## [EXERCISE DETAILS]
Output the records. Match them exactly.

Stored data:
[BEGIN]
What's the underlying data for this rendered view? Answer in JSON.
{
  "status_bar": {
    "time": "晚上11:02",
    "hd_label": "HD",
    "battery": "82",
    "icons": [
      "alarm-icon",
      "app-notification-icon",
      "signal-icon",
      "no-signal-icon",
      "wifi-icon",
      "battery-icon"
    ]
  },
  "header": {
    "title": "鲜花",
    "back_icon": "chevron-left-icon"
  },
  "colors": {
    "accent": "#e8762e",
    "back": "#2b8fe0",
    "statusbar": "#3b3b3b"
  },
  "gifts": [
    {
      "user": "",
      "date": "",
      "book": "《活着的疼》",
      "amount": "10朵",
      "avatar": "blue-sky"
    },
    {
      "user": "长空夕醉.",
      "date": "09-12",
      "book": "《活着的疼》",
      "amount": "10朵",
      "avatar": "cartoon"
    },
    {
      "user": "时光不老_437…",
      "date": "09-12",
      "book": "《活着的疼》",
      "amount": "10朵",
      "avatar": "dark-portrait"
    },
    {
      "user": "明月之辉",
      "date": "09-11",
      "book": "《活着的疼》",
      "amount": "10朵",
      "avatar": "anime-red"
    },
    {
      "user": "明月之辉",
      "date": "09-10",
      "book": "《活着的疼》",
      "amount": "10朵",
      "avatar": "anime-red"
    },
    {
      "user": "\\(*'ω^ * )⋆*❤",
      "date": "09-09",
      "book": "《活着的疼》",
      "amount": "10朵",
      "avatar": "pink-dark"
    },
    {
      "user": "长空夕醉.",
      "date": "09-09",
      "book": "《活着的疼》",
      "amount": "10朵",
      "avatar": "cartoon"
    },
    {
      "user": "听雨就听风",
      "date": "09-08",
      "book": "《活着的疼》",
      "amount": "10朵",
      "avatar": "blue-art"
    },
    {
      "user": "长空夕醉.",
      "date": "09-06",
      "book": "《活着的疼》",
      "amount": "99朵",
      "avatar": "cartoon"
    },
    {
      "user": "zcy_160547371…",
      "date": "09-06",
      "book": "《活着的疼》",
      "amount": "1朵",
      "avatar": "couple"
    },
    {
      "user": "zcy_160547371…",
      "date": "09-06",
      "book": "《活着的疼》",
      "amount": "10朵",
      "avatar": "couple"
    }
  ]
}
[END]
## [EXERCISE SOLUTION]
What's the underlying data for this rendered view? Answer in JSON.
{
  "status_bar": {
    "time": "晚上11:02",
    "hd_label": "HD",
    "battery": "82",
    "icons": [
      "alarm-icon",
      "app-notification-icon",
      "signal-icon",
      "no-signal-icon",
      "wifi-icon",
      "battery-icon"
    ]
  },
  "header": {
    "title": "鲜花",
    "back_icon": "chevron-left-icon"
  },
  "colors": {
    "accent": "#e8762e",
    "back": "#2b8fe0",
    "statusbar": "#3b3b3b"
  },
  "gifts": [
    {
      "user": "",
      "date": "",
      "book": "《活着的疼》",
      "amount": "10朵",
      "avatar": "blue-sky"
    },
    {
      "user": "长空夕醉.",
      "date": "09-12",
      "book": "《活着的疼》",
      "amount": "10朵",
      "avatar": "cartoon"
    },
    {
      "user": "时光不老_437…",
      "date": "09-12",
      "book": "《活着的疼》",
      "amount": "10朵",
      "avatar": "dark-portrait"
    },
    {
      "user": "明月之辉",
      "date": "09-11",
      "book": "《活着的疼》",
      "amount": "10朵",
      "avatar": "anime-red"
    },
    {
      "user": "明月之辉",
      "date": "09-10",
      "book": "《活着的疼》",
      "amount": "10朵",
      "avatar": "anime-red"
    },
    {
      "user": "\\(*'ω^ * )⋆*❤",
      "date": "09-09",
      "book": "《活着的疼》",
      "amount": "10朵",
      "avatar": "pink-dark"
    },
    {
      "user": "长空夕醉.",
      "date": "09-09",
      "book": "《活着的疼》",
      "amount": "10朵",
      "avatar": "cartoon"
    },
    {
      "user": "听雨就听风",
      "date": "09-08",
      "book": "《活着的疼》",
      "amount": "10朵",
      "avatar": "blue-art"
    },
    {
      "user": "长空夕醉.",
      "date": "09-06",
      "book": "《活着的疼》",
      "amount": "99朵",
      "avatar": "cartoon"
    },
    {
      "user": "zcy_160547371…",
      "date": "09-06",
      "book": "《活着的疼》",
      "amount": "1朵",
      "avatar": "couple"
    },
    {
      "user": "zcy_160547371…",
      "date": "09-06",
      "book": "《活着的疼》",
      "amount": "10朵",
      "avatar": "couple"
    }
  ]
}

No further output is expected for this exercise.